Exercise prompt: Copy each line of the records that contains the word "screenshot".
------------------------------------------------------------
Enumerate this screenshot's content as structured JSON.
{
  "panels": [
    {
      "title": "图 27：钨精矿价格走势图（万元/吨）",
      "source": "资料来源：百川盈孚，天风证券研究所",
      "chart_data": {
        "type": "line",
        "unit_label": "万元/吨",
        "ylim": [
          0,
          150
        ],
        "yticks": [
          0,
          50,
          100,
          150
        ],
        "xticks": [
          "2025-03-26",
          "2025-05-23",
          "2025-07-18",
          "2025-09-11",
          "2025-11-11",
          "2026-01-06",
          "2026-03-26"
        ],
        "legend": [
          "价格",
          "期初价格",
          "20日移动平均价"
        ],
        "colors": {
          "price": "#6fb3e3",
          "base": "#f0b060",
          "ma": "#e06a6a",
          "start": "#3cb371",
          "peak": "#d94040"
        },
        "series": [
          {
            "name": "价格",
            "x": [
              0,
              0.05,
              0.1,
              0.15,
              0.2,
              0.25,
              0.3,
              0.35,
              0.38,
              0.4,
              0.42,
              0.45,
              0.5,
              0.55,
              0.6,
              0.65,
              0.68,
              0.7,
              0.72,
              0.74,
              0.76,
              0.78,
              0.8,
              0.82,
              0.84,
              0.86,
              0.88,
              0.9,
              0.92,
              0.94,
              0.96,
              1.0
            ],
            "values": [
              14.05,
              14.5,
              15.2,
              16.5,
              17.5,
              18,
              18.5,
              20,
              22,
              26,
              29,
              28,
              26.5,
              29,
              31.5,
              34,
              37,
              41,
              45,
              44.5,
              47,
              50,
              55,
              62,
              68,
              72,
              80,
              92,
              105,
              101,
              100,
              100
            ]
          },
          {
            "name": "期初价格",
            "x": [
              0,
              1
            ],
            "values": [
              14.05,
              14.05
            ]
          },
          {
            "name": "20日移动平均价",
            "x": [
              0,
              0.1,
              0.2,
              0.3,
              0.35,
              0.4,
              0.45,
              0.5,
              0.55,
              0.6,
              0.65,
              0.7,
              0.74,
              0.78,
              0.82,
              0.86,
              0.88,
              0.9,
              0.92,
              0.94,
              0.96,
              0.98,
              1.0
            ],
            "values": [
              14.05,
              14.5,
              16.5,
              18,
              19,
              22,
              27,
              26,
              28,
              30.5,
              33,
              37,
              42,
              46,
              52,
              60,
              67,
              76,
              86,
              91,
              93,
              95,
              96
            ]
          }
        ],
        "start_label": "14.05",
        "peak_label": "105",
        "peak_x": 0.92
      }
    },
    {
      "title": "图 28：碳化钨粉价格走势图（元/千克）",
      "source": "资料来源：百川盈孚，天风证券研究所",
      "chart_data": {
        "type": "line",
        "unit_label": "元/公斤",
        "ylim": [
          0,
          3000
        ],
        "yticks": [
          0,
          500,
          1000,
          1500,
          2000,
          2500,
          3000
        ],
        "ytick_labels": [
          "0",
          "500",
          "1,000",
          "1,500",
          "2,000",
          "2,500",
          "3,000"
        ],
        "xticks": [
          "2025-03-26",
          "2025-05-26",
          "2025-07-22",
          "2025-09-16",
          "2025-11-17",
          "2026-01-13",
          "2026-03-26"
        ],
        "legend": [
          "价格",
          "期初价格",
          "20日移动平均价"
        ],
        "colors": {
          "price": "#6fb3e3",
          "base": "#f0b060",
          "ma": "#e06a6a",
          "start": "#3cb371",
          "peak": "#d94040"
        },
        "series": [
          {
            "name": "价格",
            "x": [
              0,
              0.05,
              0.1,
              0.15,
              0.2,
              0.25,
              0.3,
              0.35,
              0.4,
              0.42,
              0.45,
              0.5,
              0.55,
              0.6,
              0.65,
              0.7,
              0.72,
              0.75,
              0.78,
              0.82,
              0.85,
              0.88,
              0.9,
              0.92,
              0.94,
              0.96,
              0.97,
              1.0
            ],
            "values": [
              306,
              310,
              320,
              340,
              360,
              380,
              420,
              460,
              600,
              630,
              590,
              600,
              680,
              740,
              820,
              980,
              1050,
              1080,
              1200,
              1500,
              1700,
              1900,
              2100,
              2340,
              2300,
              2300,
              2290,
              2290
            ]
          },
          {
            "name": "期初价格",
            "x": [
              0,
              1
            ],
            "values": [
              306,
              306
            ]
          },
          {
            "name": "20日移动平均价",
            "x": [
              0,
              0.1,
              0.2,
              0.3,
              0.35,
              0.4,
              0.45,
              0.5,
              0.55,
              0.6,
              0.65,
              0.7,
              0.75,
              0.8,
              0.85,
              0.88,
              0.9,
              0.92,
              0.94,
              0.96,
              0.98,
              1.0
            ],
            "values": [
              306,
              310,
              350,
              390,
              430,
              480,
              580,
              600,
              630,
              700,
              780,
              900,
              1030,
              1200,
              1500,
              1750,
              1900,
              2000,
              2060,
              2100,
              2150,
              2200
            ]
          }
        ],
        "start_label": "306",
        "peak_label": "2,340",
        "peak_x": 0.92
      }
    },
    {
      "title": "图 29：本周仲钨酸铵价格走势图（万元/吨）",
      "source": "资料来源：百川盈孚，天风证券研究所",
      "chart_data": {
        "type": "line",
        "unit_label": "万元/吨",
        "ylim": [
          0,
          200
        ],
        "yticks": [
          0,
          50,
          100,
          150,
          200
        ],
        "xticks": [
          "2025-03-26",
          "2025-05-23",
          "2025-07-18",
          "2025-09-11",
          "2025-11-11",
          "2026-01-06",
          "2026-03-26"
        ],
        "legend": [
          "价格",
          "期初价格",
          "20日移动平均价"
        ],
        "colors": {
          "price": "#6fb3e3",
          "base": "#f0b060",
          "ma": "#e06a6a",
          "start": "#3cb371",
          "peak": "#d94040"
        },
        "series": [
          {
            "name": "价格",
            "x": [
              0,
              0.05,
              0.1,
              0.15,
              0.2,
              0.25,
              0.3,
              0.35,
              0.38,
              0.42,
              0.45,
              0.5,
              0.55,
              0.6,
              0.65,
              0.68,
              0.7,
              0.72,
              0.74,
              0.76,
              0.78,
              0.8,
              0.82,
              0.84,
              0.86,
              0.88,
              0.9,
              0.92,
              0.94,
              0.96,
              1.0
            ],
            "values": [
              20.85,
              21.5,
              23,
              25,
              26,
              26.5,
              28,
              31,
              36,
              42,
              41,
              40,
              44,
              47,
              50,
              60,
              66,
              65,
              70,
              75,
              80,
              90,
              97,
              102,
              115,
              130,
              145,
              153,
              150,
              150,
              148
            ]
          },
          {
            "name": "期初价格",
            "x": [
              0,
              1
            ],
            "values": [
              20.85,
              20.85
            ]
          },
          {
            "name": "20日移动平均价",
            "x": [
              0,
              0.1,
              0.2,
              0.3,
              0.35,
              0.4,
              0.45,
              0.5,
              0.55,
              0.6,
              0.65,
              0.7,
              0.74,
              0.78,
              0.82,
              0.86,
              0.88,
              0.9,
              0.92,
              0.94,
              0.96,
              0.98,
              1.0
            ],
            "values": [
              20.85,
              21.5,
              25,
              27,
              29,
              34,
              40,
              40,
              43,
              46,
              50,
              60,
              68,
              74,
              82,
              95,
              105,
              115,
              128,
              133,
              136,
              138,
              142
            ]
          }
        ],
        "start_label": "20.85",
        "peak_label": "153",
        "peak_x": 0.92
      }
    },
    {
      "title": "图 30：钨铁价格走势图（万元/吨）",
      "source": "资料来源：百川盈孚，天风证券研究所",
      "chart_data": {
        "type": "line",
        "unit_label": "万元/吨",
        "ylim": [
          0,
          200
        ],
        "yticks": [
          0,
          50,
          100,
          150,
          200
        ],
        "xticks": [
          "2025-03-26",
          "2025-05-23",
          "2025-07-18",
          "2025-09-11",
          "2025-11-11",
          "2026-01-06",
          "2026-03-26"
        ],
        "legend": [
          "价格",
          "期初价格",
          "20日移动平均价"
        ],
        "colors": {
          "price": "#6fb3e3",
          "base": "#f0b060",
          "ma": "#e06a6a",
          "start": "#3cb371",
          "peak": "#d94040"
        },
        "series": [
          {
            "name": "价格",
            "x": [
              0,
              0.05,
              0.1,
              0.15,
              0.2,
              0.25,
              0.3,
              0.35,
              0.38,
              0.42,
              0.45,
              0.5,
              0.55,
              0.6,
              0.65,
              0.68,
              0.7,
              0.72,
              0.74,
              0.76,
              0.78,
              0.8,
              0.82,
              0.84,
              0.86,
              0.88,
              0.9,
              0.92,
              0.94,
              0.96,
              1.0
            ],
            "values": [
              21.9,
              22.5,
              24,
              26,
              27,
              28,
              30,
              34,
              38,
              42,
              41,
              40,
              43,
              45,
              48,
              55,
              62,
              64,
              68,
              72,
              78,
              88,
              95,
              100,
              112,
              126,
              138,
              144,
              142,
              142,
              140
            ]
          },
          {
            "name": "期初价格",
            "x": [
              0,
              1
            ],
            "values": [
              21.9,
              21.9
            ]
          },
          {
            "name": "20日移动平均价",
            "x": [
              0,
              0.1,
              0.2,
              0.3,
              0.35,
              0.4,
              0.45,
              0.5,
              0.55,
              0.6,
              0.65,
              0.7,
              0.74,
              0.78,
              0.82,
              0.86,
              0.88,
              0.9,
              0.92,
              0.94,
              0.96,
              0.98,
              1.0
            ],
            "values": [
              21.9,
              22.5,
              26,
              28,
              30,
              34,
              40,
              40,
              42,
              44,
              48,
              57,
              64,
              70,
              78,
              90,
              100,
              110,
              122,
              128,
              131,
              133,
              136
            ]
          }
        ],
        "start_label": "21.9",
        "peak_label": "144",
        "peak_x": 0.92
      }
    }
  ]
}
------------------------------------------------------------
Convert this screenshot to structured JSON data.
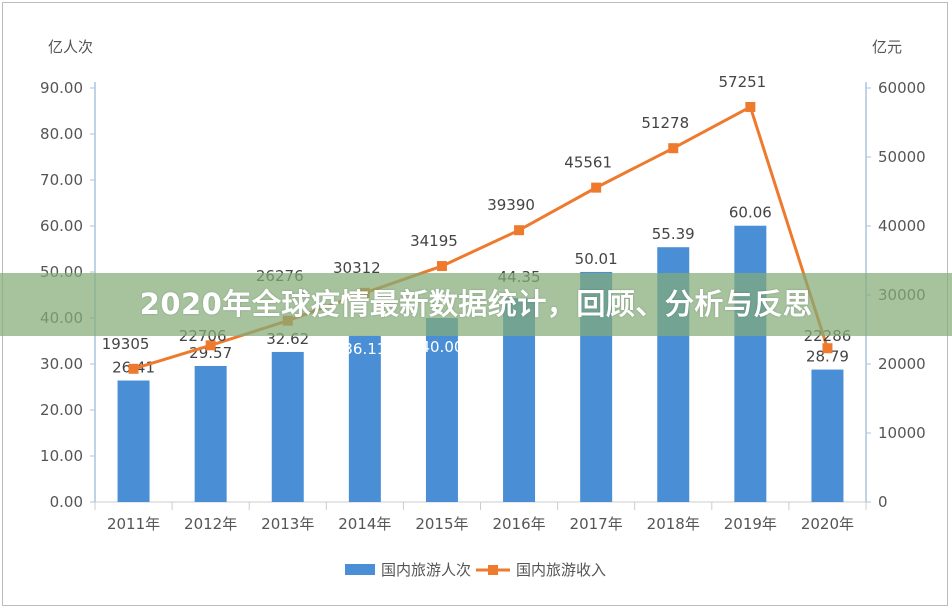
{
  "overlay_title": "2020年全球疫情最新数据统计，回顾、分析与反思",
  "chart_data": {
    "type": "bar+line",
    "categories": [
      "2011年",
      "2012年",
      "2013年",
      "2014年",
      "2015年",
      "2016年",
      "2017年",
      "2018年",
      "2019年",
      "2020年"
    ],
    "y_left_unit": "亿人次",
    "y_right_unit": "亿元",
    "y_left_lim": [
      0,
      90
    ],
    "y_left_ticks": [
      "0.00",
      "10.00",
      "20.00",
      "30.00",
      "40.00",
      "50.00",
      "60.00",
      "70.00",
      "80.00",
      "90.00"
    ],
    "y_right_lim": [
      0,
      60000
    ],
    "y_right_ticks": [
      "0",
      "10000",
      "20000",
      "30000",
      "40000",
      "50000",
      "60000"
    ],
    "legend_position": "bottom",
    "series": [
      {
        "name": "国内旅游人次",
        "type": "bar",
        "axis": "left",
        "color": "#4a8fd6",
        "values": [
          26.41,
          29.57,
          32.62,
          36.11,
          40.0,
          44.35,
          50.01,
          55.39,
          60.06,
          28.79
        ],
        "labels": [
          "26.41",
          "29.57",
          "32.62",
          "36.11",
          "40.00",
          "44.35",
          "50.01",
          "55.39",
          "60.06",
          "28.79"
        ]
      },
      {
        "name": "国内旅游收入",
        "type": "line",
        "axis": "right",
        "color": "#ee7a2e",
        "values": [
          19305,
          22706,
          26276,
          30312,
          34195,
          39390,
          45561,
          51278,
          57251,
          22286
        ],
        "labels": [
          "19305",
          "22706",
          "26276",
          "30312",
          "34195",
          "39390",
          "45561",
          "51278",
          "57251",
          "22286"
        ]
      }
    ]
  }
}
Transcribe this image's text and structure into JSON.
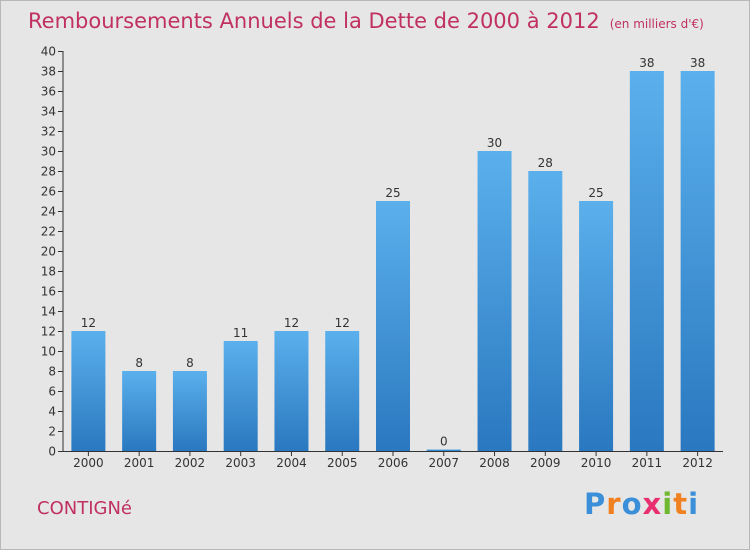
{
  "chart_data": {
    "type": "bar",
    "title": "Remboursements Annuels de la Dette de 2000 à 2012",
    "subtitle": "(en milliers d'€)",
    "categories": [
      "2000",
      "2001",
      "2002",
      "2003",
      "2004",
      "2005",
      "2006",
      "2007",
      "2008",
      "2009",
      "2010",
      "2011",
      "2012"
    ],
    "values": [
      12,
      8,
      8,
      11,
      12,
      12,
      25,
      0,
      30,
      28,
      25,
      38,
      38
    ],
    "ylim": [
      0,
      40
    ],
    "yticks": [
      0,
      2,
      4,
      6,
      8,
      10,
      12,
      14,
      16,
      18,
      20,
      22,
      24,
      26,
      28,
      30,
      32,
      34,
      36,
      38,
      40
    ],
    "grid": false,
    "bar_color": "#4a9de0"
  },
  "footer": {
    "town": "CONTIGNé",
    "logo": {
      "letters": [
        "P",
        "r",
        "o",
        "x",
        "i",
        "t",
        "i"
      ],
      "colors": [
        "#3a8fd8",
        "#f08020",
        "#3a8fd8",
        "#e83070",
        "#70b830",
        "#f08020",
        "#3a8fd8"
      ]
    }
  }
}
------------------------------------------------------------
Solution for this problem:
Enumerate this screenshot's content as structured JSON.
Convert this screenshot to structured JSON data.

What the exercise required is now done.